» Directions: Check each line of the records below and collect those holding "username".

» Stored data entries:
-*-

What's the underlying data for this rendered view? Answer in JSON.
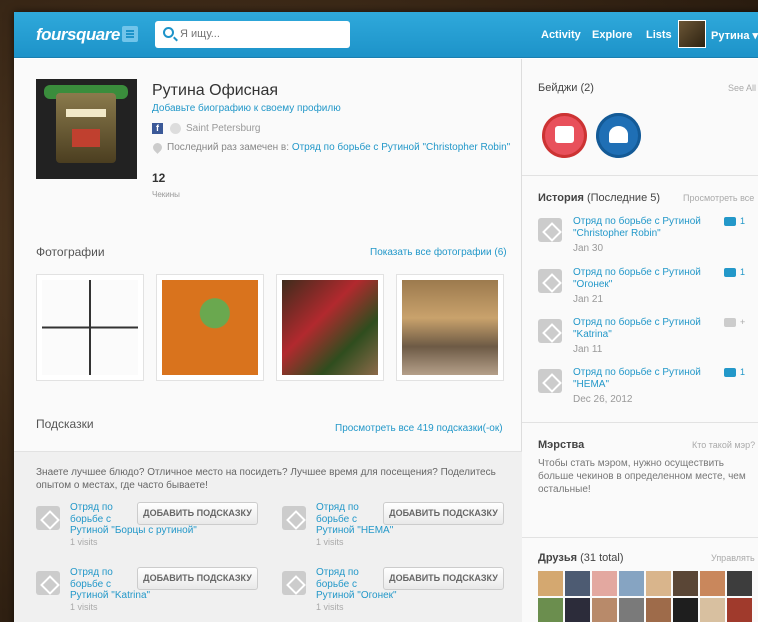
{
  "header": {
    "logo": "foursquare",
    "search_placeholder": "Я ищу...",
    "nav": [
      "Activity",
      "Explore",
      "Lists"
    ],
    "username": "Рутина ▾"
  },
  "profile": {
    "name": "Рутина Офисная",
    "bio_link": "Добавьте биографию к своему профилю",
    "city": "Saint Petersburg",
    "last_seen_prefix": "Последний раз замечен в:",
    "last_seen_venue": "Отряд по борьбе с Рутиной \"Christopher Robin\"",
    "checkins_count": "12",
    "checkins_label": "Чекины"
  },
  "photos": {
    "title": "Фотографии",
    "link": "Показать все фотографии (6)"
  },
  "tips": {
    "title": "Подсказки",
    "link": "Просмотреть все 419 подсказки(-ок)",
    "intro": "Знаете лучшее блюдо? Отличное место на посидеть? Лучшее время для посещения? Поделитесь опытом о местах, где часто бываете!",
    "button_label": "ДОБАВИТЬ ПОДСКАЗКУ",
    "venues": [
      {
        "line1": "Отряд по",
        "line2": "борьбе с",
        "line3": "Рутиной \"Борцы с рутиной\"",
        "visits": "1 visits"
      },
      {
        "line1": "Отряд по",
        "line2": "борьбе с",
        "line3": "Рутиной \"НЕМА\"",
        "visits": "1 visits"
      },
      {
        "line1": "Отряд по",
        "line2": "борьбе с",
        "line3": "Рутиной \"Katrina\"",
        "visits": "1 visits"
      },
      {
        "line1": "Отряд по",
        "line2": "борьбе с",
        "line3": "Рутиной \"Огонек\"",
        "visits": "1 visits"
      }
    ]
  },
  "badges": {
    "title": "Бейджи (2)",
    "link": "See All",
    "colors": [
      "#e8505b",
      "#1f6fb5"
    ]
  },
  "history": {
    "title": "История",
    "subtitle": "(Последние 5)",
    "link": "Просмотреть все",
    "items": [
      {
        "name": "Отряд по борьбе с Рутиной \"Christopher Robin\"",
        "date": "Jan 30",
        "icon": "camera-icon",
        "count": "1"
      },
      {
        "name": "Отряд по борьбе с Рутиной \"Огонек\"",
        "date": "Jan 21",
        "icon": "camera-icon",
        "count": "1"
      },
      {
        "name": "Отряд по борьбе с Рутиной \"Katrina\"",
        "date": "Jan 11",
        "icon": "comment-icon",
        "count": "+"
      },
      {
        "name": "Отряд по борьбе с Рутиной \"НЕМА\"",
        "date": "Dec 26, 2012",
        "icon": "camera-icon",
        "count": "1"
      }
    ]
  },
  "mayor": {
    "title": "Мэрства",
    "link": "Кто такой мэр?",
    "text": "Чтобы стать мэром, нужно осуществить больше чекинов в определенном месте, чем остальные!"
  },
  "friends": {
    "title": "Друзья",
    "count": "(31 total)",
    "link": "Управлять"
  },
  "colors": {
    "accent": "#2398c9",
    "header": "#1d93c9"
  }
}
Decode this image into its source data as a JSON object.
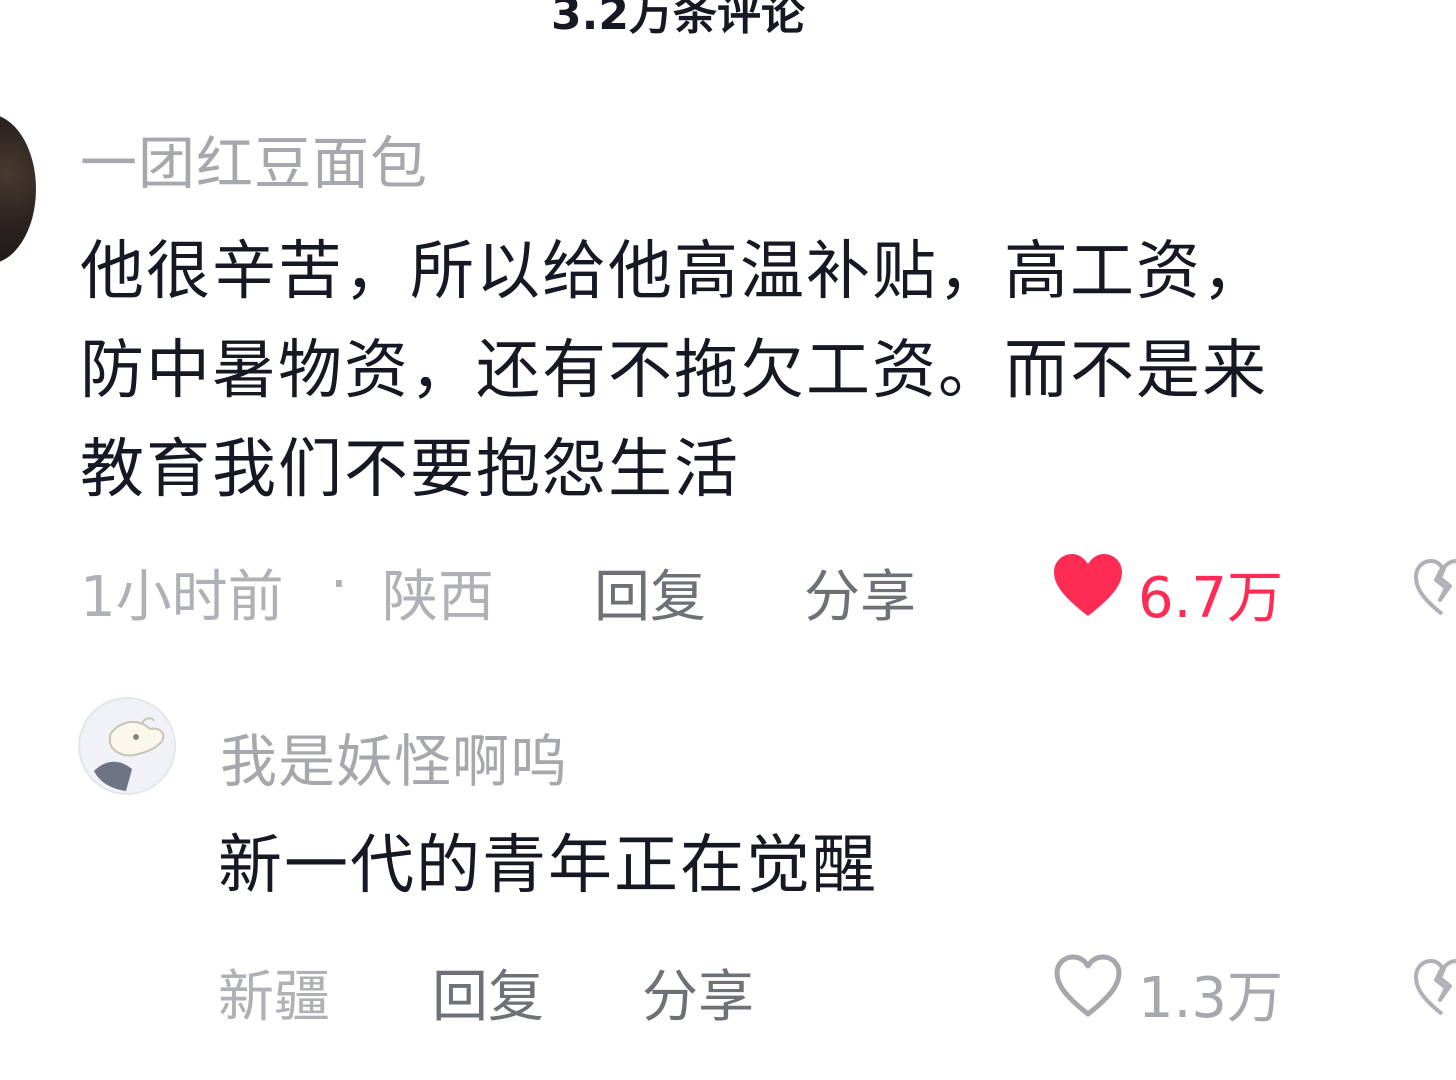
{
  "header": {
    "comment_count": "3.2万条评论"
  },
  "comments": [
    {
      "username": "一团红豆面包",
      "text_lines": [
        "他很辛苦，所以给他高温补贴，高工资，",
        "防中暑物资，还有不拖欠工资。而不是来",
        "教育我们不要抱怨生活"
      ],
      "time": "1小时前",
      "separator": "·",
      "location": "陕西",
      "reply_label": "回复",
      "share_label": "分享",
      "likes": "6.7万",
      "liked": true,
      "like_color": "#fe2c55"
    },
    {
      "username": "我是妖怪啊呜",
      "text": "新一代的青年正在觉醒",
      "location": "新疆",
      "reply_label": "回复",
      "share_label": "分享",
      "likes": "1.3万",
      "liked": false
    }
  ],
  "icons": {
    "like_filled": "heart-filled-icon",
    "like_outline": "heart-outline-icon",
    "dislike": "broken-heart-icon"
  }
}
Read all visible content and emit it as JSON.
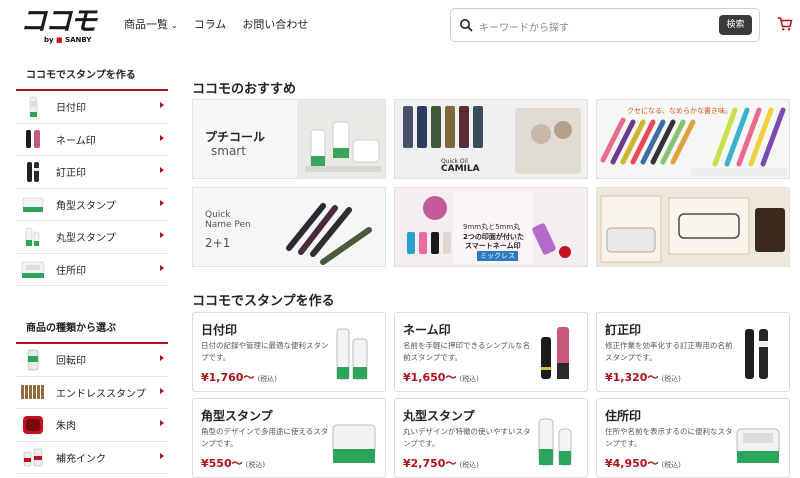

-*-

» Output below:
    "username": "Рутина ▾"
      "username": "一团红豆面包",
      "username": "我是妖怪啊呜",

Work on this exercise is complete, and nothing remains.